### Extracted data
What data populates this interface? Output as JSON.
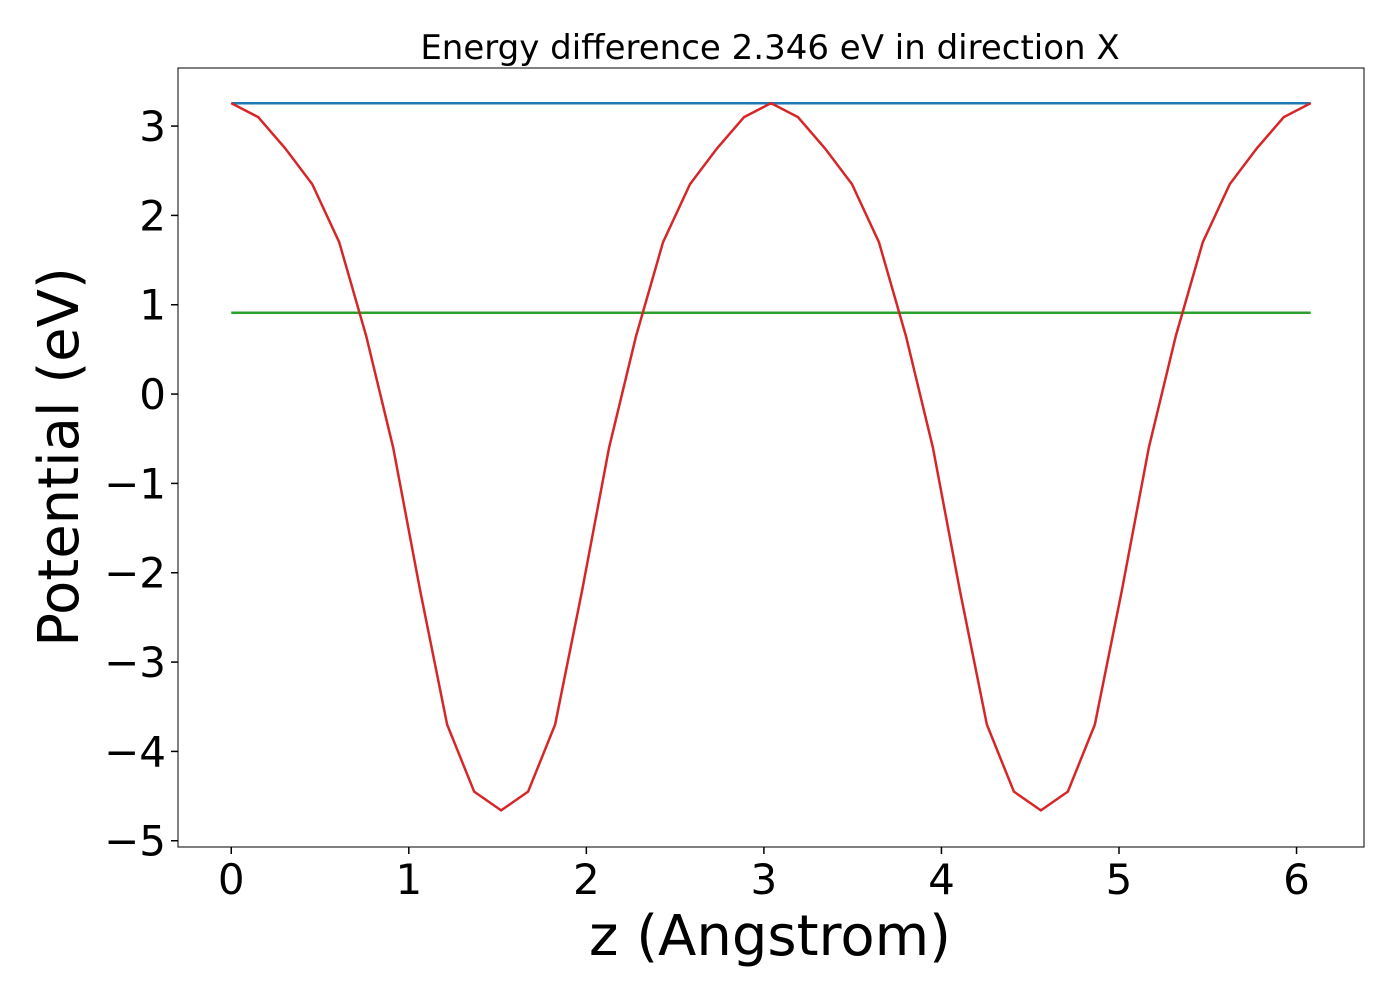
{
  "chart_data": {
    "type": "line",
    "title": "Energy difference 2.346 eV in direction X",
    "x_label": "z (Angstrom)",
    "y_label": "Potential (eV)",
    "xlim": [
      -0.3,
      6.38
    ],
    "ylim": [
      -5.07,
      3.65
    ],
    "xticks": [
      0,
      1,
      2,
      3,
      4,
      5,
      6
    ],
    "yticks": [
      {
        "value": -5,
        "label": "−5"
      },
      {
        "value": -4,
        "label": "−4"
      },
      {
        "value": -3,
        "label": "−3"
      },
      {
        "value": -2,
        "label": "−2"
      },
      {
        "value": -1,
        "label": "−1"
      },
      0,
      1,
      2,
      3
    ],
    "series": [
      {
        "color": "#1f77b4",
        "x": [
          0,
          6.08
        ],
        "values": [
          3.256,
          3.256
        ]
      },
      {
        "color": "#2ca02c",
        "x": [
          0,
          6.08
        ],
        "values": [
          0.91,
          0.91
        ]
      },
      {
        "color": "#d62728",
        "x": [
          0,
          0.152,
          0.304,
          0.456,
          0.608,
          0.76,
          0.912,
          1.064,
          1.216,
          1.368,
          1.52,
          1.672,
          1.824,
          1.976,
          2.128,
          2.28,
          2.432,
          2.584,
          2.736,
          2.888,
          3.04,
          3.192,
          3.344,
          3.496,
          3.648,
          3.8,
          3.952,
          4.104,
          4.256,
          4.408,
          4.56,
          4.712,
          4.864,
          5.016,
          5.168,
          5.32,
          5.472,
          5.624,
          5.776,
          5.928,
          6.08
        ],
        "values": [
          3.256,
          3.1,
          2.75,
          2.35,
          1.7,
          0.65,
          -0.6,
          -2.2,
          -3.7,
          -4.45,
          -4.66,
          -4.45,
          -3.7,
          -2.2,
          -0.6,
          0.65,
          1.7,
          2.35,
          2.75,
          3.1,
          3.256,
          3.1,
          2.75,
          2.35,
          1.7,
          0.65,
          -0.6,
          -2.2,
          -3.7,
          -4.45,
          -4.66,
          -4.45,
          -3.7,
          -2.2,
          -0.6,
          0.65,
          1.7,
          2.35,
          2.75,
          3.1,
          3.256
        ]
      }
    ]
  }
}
######
Your objective: Copy out all lines that carry the word "color".

Result of this exercise:
        "color": "#1f77b4",
        "color": "#2ca02c",
        "color": "#d62728",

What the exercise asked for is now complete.